## start STORED ROWS

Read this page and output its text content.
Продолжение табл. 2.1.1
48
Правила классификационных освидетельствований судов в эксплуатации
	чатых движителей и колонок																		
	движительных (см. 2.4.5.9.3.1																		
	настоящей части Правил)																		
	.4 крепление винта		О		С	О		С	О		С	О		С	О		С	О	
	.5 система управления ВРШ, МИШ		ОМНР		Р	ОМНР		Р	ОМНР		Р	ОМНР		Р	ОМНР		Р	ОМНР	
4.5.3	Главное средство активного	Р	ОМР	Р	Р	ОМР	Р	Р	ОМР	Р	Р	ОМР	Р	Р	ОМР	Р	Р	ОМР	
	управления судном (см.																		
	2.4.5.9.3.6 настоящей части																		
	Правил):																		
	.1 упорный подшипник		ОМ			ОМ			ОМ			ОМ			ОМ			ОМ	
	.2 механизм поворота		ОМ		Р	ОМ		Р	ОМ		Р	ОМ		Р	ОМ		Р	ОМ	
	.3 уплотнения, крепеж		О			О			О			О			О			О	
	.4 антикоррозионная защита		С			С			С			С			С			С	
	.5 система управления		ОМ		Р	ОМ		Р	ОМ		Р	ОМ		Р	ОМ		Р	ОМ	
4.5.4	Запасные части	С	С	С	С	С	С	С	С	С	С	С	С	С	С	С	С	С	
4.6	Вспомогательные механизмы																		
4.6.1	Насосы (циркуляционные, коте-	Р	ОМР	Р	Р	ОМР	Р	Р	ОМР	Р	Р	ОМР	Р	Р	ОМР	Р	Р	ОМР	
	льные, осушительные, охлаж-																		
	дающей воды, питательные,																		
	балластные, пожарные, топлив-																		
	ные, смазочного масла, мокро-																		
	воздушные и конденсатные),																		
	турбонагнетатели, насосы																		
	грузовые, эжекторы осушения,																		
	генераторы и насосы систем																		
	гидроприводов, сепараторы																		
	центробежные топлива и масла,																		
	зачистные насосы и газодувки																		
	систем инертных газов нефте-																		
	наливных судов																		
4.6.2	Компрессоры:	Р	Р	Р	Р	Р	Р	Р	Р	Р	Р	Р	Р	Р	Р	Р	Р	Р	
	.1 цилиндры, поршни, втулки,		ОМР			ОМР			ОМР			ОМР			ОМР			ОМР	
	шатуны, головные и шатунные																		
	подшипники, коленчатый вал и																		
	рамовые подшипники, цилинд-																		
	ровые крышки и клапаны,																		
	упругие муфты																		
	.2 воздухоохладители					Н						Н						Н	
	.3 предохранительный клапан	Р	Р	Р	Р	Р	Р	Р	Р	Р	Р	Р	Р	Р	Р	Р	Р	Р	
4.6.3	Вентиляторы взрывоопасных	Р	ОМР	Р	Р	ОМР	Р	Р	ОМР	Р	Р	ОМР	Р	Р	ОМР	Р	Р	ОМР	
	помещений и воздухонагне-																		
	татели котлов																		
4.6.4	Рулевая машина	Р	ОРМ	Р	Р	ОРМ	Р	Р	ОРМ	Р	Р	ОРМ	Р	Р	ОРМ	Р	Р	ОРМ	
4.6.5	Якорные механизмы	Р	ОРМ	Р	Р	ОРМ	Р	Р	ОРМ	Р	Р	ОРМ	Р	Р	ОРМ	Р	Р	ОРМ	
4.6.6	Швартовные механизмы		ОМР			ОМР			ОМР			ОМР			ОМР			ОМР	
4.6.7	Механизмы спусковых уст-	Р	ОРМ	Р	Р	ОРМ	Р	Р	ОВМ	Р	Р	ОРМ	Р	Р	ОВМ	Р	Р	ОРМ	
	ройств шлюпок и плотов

## end STORED ROWS

EXERCISE => Lines of the material that contain the word "система" are to be gathered.

CORRECT OUTPUT =>
	.5 система управления ВРШ, МИШ		ОМНР		Р	ОМНР		Р	ОМНР		Р	ОМНР		Р	ОМНР		Р	ОМНР	
	.5 система управления		ОМ		Р	ОМ		Р	ОМ		Р	ОМ		Р	ОМ		Р	ОМ	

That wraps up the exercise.